-- Begin EXERCISE MATERIAL --
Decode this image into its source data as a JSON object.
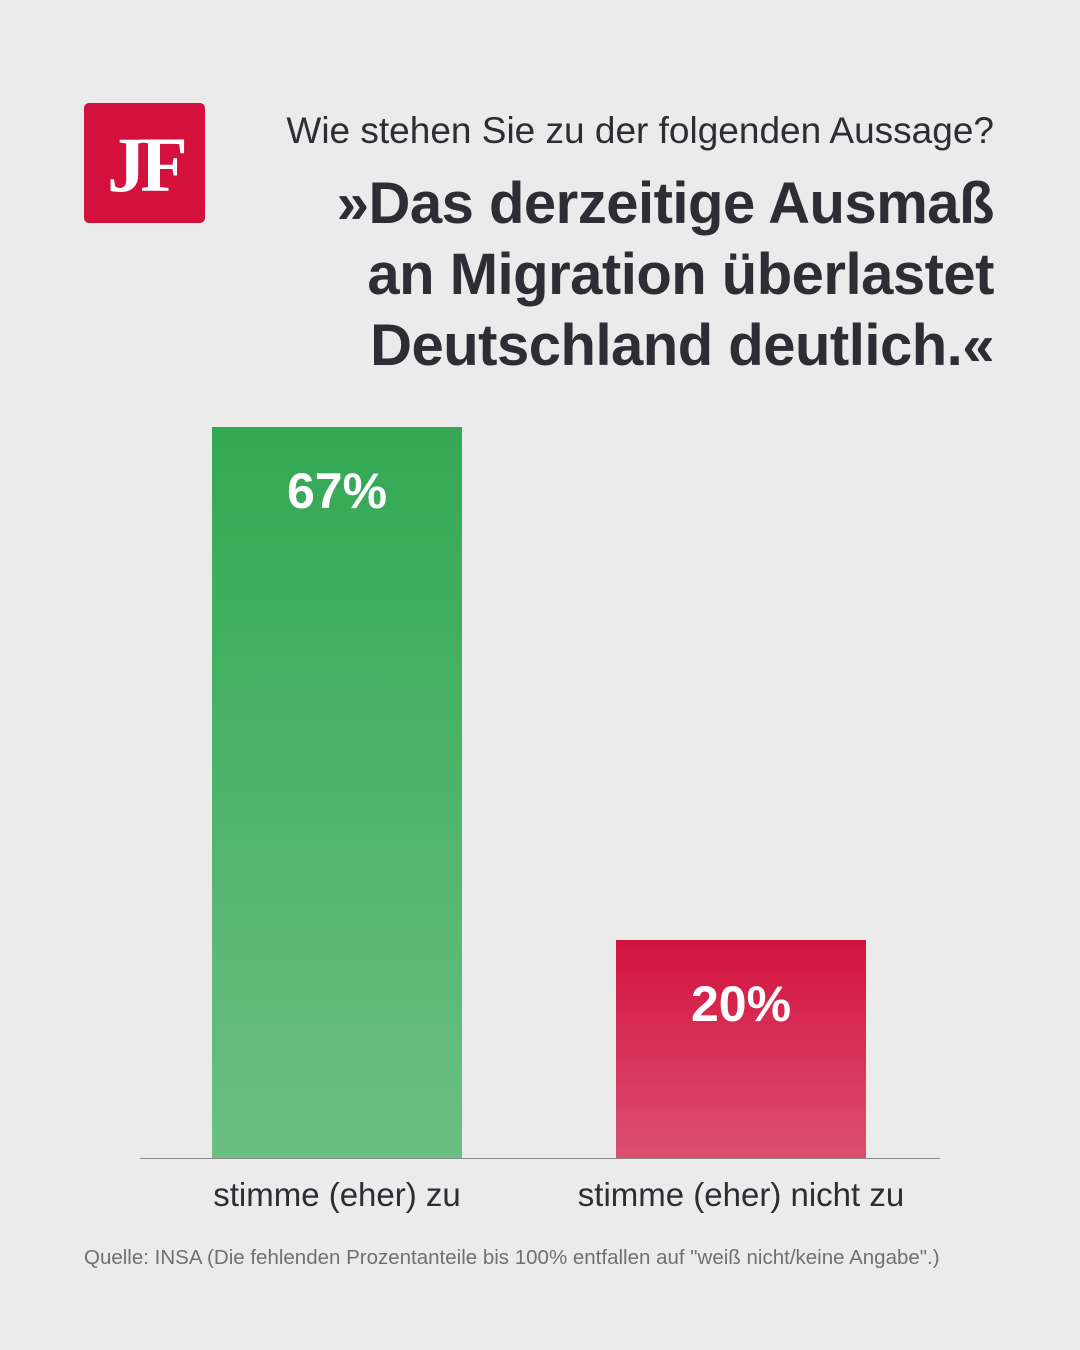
{
  "logo": {
    "text": "JF",
    "color": "#d4103d"
  },
  "header": {
    "question": "Wie stehen Sie zu der folgenden Aussage?",
    "statement_lines": [
      "»Das derzeitige Ausmaß",
      "an Migration überlastet",
      "Deutschland deutlich.«"
    ]
  },
  "chart_data": {
    "type": "bar",
    "categories": [
      "stimme (eher) zu",
      "stimme (eher) nicht zu"
    ],
    "values": [
      67,
      20
    ],
    "data_labels": [
      "67%",
      "20%"
    ],
    "unit": "%",
    "ylim": [
      0,
      100
    ],
    "grid": false,
    "colors": [
      {
        "top": "#33a853",
        "bottom": "#6bbf83"
      },
      {
        "top": "#d3133f",
        "bottom": "#db5070"
      }
    ]
  },
  "footer": {
    "source": "Quelle: INSA (Die fehlenden Prozentanteile bis 100% entfallen auf \"weiß nicht/keine Angabe\".)"
  }
}
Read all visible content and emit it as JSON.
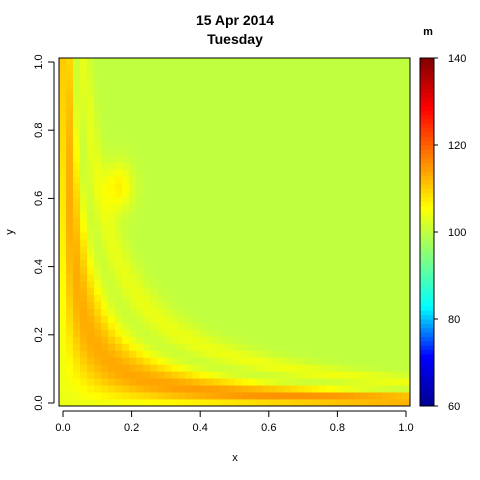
{
  "chart_data": {
    "type": "heatmap",
    "title": "15 Apr 2014",
    "subtitle": "Tuesday",
    "xlabel": "x",
    "ylabel": "y",
    "legend_title": "m",
    "xlim": [
      0,
      1
    ],
    "ylim": [
      0,
      1
    ],
    "zlim": [
      60,
      140
    ],
    "x_ticks": [
      "0.0",
      "0.2",
      "0.4",
      "0.6",
      "0.8",
      "1.0"
    ],
    "y_ticks": [
      "0.0",
      "0.2",
      "0.4",
      "0.6",
      "0.8",
      "1.0"
    ],
    "colorbar_ticks": [
      "60",
      "80",
      "100",
      "120",
      "140"
    ],
    "grid": false,
    "legend_position": "right",
    "colormap": [
      "#00008f",
      "#0000ff",
      "#00ffff",
      "#80ff80",
      "#ffff00",
      "#ff8000",
      "#ff0000",
      "#800000"
    ],
    "baseline_value": 100,
    "grid_resolution": 50,
    "ridges": [
      {
        "a": 0.12,
        "b": 0.1,
        "amplitude": 12
      },
      {
        "a": 0.18,
        "b": 0.17,
        "amplitude": 7
      },
      {
        "a": 0.26,
        "b": 0.26,
        "amplitude": 4
      }
    ],
    "troughs": [
      {
        "a": 0.09,
        "b": 0.06,
        "amplitude": -4
      },
      {
        "a": 0.22,
        "b": 0.21,
        "amplitude": -3
      }
    ],
    "hotspot": {
      "x": 0.17,
      "y": 0.63,
      "value": 117
    }
  }
}
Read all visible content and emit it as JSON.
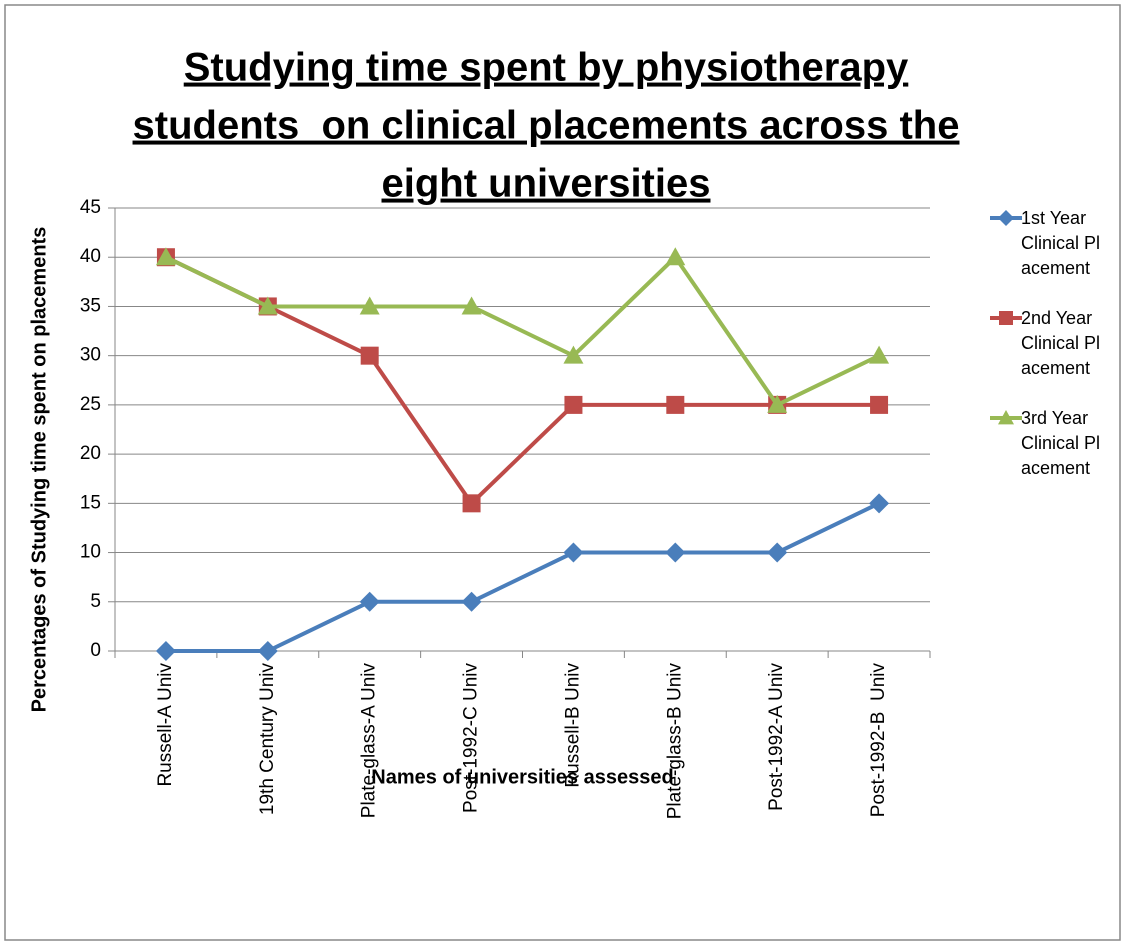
-- End EXERCISE MATERIAL --
→ WHAT IS ASKED
With the pictures left out, transcribe the material exactly.

→ SOLUTION
Decode this image into its source data as a JSON object.
{
  "logo": {
    "text": "JF",
    "color": "#d4103d"
  },
  "header": {
    "question": "Wie stehen Sie zu der folgenden Aussage?",
    "statement_lines": [
      "»Das derzeitige Ausmaß",
      "an Migration überlastet",
      "Deutschland deutlich.«"
    ]
  },
  "chart_data": {
    "type": "bar",
    "categories": [
      "stimme (eher) zu",
      "stimme (eher) nicht zu"
    ],
    "values": [
      67,
      20
    ],
    "data_labels": [
      "67%",
      "20%"
    ],
    "unit": "%",
    "ylim": [
      0,
      100
    ],
    "grid": false,
    "colors": [
      {
        "top": "#33a853",
        "bottom": "#6bbf83"
      },
      {
        "top": "#d3133f",
        "bottom": "#db5070"
      }
    ]
  },
  "footer": {
    "source": "Quelle: INSA (Die fehlenden Prozentanteile bis 100% entfallen auf \"weiß nicht/keine Angabe\".)"
  }
}
Read all visible content and emit it as JSON.
{
  "chart_data": {
    "type": "heatmap",
    "title": "15 Apr 2014",
    "subtitle": "Tuesday",
    "xlabel": "x",
    "ylabel": "y",
    "legend_title": "m",
    "xlim": [
      0,
      1
    ],
    "ylim": [
      0,
      1
    ],
    "zlim": [
      60,
      140
    ],
    "x_ticks": [
      "0.0",
      "0.2",
      "0.4",
      "0.6",
      "0.8",
      "1.0"
    ],
    "y_ticks": [
      "0.0",
      "0.2",
      "0.4",
      "0.6",
      "0.8",
      "1.0"
    ],
    "colorbar_ticks": [
      "60",
      "80",
      "100",
      "120",
      "140"
    ],
    "grid": false,
    "legend_position": "right",
    "colormap": [
      "#00008f",
      "#0000ff",
      "#00ffff",
      "#80ff80",
      "#ffff00",
      "#ff8000",
      "#ff0000",
      "#800000"
    ],
    "baseline_value": 100,
    "grid_resolution": 50,
    "ridges": [
      {
        "a": 0.12,
        "b": 0.1,
        "amplitude": 12
      },
      {
        "a": 0.18,
        "b": 0.17,
        "amplitude": 7
      },
      {
        "a": 0.26,
        "b": 0.26,
        "amplitude": 4
      }
    ],
    "troughs": [
      {
        "a": 0.09,
        "b": 0.06,
        "amplitude": -4
      },
      {
        "a": 0.22,
        "b": 0.21,
        "amplitude": -3
      }
    ],
    "hotspot": {
      "x": 0.17,
      "y": 0.63,
      "value": 117
    }
  }
}
Read all visible content and emit it as JSON.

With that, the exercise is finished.